[Written task]
Search the data below for the string "SEGUNDA". Extract every line that contains it.

[Supplied records]
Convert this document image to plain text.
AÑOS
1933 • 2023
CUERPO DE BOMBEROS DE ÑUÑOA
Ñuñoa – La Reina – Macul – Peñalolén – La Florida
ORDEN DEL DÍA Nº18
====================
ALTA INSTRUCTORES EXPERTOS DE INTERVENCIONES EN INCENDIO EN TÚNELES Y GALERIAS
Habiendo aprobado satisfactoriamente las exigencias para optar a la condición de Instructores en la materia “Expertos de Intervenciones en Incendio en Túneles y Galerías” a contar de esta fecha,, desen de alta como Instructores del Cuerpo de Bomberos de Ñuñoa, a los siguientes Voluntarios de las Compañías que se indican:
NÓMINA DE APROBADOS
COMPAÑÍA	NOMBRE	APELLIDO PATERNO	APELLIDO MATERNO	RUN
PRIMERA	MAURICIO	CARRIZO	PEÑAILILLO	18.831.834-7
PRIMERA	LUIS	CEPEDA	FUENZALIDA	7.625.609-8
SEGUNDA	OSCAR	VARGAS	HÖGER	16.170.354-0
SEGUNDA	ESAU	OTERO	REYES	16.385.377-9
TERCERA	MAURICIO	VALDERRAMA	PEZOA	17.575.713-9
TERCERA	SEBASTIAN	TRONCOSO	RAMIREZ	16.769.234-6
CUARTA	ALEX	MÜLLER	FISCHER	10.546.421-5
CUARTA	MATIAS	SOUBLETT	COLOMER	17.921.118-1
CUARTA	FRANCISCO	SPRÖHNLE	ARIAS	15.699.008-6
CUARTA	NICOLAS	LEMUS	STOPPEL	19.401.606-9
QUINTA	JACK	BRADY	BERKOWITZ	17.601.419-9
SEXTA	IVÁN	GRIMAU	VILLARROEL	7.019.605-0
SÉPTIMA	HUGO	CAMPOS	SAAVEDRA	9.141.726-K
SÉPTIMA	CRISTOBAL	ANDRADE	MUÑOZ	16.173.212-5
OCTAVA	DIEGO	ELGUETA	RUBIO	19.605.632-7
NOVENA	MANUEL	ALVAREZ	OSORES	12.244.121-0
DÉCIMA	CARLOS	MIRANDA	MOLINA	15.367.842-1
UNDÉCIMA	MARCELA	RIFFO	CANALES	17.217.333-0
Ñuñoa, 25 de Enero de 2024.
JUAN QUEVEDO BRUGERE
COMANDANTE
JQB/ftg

[Answer to the exercise]
SEGUNDA	OSCAR	VARGAS	HÖGER	16.170.354-0
SEGUNDA	ESAU	OTERO	REYES	16.385.377-9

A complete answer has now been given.